Repeat, line for line, the entries printed below.

* * *

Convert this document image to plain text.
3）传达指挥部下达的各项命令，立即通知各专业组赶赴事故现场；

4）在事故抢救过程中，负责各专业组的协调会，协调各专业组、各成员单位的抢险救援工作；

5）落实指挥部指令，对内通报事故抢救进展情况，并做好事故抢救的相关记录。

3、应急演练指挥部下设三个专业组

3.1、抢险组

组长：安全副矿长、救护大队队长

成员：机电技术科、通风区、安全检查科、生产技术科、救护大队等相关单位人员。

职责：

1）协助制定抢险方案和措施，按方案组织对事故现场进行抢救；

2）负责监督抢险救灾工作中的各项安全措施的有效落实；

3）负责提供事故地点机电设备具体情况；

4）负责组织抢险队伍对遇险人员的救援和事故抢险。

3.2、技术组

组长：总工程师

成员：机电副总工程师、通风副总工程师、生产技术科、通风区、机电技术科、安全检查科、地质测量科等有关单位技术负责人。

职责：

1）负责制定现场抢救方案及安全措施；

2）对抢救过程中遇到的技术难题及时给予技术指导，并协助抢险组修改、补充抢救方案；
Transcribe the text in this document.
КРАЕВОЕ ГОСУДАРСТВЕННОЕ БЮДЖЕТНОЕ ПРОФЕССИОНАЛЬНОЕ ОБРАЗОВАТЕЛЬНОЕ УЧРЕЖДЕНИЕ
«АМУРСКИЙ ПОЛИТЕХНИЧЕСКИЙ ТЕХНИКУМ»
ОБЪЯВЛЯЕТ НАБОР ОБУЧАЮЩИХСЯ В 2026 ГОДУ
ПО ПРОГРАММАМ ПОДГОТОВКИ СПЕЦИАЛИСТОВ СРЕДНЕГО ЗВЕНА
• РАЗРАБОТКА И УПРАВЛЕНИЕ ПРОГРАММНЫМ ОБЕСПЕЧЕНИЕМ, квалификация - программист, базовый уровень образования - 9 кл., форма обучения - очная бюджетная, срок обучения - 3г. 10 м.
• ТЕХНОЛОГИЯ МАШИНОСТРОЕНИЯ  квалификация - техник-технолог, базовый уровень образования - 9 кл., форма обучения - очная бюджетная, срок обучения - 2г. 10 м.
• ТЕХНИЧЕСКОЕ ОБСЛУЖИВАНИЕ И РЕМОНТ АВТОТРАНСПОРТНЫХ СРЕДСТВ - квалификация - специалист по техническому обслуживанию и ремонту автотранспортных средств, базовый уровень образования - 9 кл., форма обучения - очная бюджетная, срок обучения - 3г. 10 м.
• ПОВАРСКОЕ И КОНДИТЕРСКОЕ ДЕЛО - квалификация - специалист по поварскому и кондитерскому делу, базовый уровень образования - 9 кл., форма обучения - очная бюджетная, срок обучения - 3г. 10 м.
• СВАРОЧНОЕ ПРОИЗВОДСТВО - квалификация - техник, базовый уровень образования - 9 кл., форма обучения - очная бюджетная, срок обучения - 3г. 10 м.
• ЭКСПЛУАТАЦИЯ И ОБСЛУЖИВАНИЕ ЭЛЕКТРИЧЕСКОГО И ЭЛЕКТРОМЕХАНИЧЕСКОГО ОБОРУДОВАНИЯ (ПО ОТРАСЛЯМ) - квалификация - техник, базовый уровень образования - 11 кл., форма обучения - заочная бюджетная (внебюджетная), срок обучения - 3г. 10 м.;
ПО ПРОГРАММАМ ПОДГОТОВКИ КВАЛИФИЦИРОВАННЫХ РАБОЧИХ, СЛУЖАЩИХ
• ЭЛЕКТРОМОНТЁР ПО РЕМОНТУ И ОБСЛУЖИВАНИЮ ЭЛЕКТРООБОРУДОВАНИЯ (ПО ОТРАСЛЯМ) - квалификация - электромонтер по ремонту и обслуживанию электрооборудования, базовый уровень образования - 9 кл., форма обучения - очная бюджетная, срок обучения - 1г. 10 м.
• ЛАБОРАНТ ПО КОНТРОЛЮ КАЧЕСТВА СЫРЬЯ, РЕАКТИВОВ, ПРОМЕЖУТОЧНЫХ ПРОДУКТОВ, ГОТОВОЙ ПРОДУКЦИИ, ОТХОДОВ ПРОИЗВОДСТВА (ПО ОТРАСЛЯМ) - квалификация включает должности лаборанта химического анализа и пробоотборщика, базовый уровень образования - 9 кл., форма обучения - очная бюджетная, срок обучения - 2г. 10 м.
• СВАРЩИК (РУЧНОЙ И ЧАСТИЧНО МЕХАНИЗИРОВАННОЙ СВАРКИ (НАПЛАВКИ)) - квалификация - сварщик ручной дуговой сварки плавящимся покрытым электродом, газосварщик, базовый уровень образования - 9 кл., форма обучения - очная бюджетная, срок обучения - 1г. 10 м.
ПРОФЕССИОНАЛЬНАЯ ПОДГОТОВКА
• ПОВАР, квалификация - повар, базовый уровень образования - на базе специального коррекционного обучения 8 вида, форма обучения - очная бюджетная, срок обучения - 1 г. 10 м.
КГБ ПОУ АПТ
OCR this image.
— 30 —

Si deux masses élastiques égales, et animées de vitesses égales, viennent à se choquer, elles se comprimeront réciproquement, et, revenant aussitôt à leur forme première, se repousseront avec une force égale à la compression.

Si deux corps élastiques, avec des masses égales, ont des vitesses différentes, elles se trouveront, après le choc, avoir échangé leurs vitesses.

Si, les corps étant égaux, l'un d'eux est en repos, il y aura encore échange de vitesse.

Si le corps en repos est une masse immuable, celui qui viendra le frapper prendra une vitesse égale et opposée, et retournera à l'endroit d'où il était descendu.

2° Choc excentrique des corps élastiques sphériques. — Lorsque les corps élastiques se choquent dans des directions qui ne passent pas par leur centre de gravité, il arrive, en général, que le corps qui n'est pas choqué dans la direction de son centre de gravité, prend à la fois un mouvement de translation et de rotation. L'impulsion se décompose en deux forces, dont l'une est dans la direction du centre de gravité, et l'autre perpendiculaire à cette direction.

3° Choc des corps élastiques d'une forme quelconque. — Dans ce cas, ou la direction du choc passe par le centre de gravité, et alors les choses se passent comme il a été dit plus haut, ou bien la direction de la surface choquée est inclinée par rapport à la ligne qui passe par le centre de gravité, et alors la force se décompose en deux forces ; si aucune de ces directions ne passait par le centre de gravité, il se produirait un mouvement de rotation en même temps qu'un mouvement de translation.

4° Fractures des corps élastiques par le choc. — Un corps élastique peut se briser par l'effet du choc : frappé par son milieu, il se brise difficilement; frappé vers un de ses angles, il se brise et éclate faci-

* * *

**FINISHED TASK:**
Convert this document image to plain text.
3）传达指挥部下达的各项命令，立即通知各专业组赶赴事故现场；

4）在事故抢救过程中，负责各专业组的协调会，协调各专业组、各成员单位的抢险救援工作；

5）落实指挥部指令，对内通报事故抢救进展情况，并做好事故抢救的相关记录。

3、应急演练指挥部下设三个专业组

3.1、抢险组

组长：安全副矿长、救护大队队长

成员：机电技术科、通风区、安全检查科、生产技术科、救护大队等相关单位人员。

职责：

1）协助制定抢险方案和措施，按方案组织对事故现场进行抢救；

2）负责监督抢险救灾工作中的各项安全措施的有效落实；

3）负责提供事故地点机电设备具体情况；

4）负责组织抢险队伍对遇险人员的救援和事故抢险。

3.2、技术组

组长：总工程师

成员：机电副总工程师、通风副总工程师、生产技术科、通风区、机电技术科、安全检查科、地质测量科等有关单位技术负责人。

职责：

1）负责制定现场抢救方案及安全措施；

2）对抢救过程中遇到的技术难题及时给予技术指导，并协助抢险组修改、补充抢救方案；
Transcribe the text in this document.
КРАЕВОЕ ГОСУДАРСТВЕННОЕ БЮДЖЕТНОЕ ПРОФЕССИОНАЛЬНОЕ ОБРАЗОВАТЕЛЬНОЕ УЧРЕЖДЕНИЕ
«АМУРСКИЙ ПОЛИТЕХНИЧЕСКИЙ ТЕХНИКУМ»
ОБЪЯВЛЯЕТ НАБОР ОБУЧАЮЩИХСЯ В 2026 ГОДУ
ПО ПРОГРАММАМ ПОДГОТОВКИ СПЕЦИАЛИСТОВ СРЕДНЕГО ЗВЕНА
• РАЗРАБОТКА И УПРАВЛЕНИЕ ПРОГРАММНЫМ ОБЕСПЕЧЕНИЕМ, квалификация - программист, базовый уровень образования - 9 кл., форма обучения - очная бюджетная, срок обучения - 3г. 10 м.
• ТЕХНОЛОГИЯ МАШИНОСТРОЕНИЯ  квалификация - техник-технолог, базовый уровень образования - 9 кл., форма обучения - очная бюджетная, срок обучения - 2г. 10 м.
• ТЕХНИЧЕСКОЕ ОБСЛУЖИВАНИЕ И РЕМОНТ АВТОТРАНСПОРТНЫХ СРЕДСТВ - квалификация - специалист по техническому обслуживанию и ремонту автотранспортных средств, базовый уровень образования - 9 кл., форма обучения - очная бюджетная, срок обучения - 3г. 10 м.
• ПОВАРСКОЕ И КОНДИТЕРСКОЕ ДЕЛО - квалификация - специалист по поварскому и кондитерскому делу, базовый уровень образования - 9 кл., форма обучения - очная бюджетная, срок обучения - 3г. 10 м.
• СВАРОЧНОЕ ПРОИЗВОДСТВО - квалификация - техник, базовый уровень образования - 9 кл., форма обучения - очная бюджетная, срок обучения - 3г. 10 м.
• ЭКСПЛУАТАЦИЯ И ОБСЛУЖИВАНИЕ ЭЛЕКТРИЧЕСКОГО И ЭЛЕКТРОМЕХАНИЧЕСКОГО ОБОРУДОВАНИЯ (ПО ОТРАСЛЯМ) - квалификация - техник, базовый уровень образования - 11 кл., форма обучения - заочная бюджетная (внебюджетная), срок обучения - 3г. 10 м.;
ПО ПРОГРАММАМ ПОДГОТОВКИ КВАЛИФИЦИРОВАННЫХ РАБОЧИХ, СЛУЖАЩИХ
• ЭЛЕКТРОМОНТЁР ПО РЕМОНТУ И ОБСЛУЖИВАНИЮ ЭЛЕКТРООБОРУДОВАНИЯ (ПО ОТРАСЛЯМ) - квалификация - электромонтер по ремонту и обслуживанию электрооборудования, базовый уровень образования - 9 кл., форма обучения - очная бюджетная, срок обучения - 1г. 10 м.
• ЛАБОРАНТ ПО КОНТРОЛЮ КАЧЕСТВА СЫРЬЯ, РЕАКТИВОВ, ПРОМЕЖУТОЧНЫХ ПРОДУКТОВ, ГОТОВОЙ ПРОДУКЦИИ, ОТХОДОВ ПРОИЗВОДСТВА (ПО ОТРАСЛЯМ) - квалификация включает должности лаборанта химического анализа и пробоотборщика, базовый уровень образования - 9 кл., форма обучения - очная бюджетная, срок обучения - 2г. 10 м.
• СВАРЩИК (РУЧНОЙ И ЧАСТИЧНО МЕХАНИЗИРОВАННОЙ СВАРКИ (НАПЛАВКИ)) - квалификация - сварщик ручной дуговой сварки плавящимся покрытым электродом, газосварщик, базовый уровень образования - 9 кл., форма обучения - очная бюджетная, срок обучения - 1г. 10 м.
ПРОФЕССИОНАЛЬНАЯ ПОДГОТОВКА
• ПОВАР, квалификация - повар, базовый уровень образования - на базе специального коррекционного обучения 8 вида, форма обучения - очная бюджетная, срок обучения - 1 г. 10 м.
КГБ ПОУ АПТ
OCR this image.
— 30 —

Si deux masses élastiques égales, et animées de vitesses égales, viennent à se choquer, elles se comprimeront réciproquement, et, revenant aussitôt à leur forme première, se repousseront avec une force égale à la compression.

Si deux corps élastiques, avec des masses égales, ont des vitesses différentes, elles se trouveront, après le choc, avoir échangé leurs vitesses.

Si, les corps étant égaux, l'un d'eux est en repos, il y aura encore échange de vitesse.

Si le corps en repos est une masse immuable, celui qui viendra le frapper prendra une vitesse égale et opposée, et retournera à l'endroit d'où il était descendu.

2° Choc excentrique des corps élastiques sphériques. — Lorsque les corps élastiques se choquent dans des directions qui ne passent pas par leur centre de gravité, il arrive, en général, que le corps qui n'est pas choqué dans la direction de son centre de gravité, prend à la fois un mouvement de translation et de rotation. L'impulsion se décompose en deux forces, dont l'une est dans la direction du centre de gravité, et l'autre perpendiculaire à cette direction.

3° Choc des corps élastiques d'une forme quelconque. — Dans ce cas, ou la direction du choc passe par le centre de gravité, et alors les choses se passent comme il a été dit plus haut, ou bien la direction de la surface choquée est inclinée par rapport à la ligne qui passe par le centre de gravité, et alors la force se décompose en deux forces ; si aucune de ces directions ne passait par le centre de gravité, il se produirait un mouvement de rotation en même temps qu'un mouvement de translation.

4° Fractures des corps élastiques par le choc. — Un corps élastique peut se briser par l'effet du choc : frappé par son milieu, il se brise difficilement; frappé vers un de ses angles, il se brise et éclate faci-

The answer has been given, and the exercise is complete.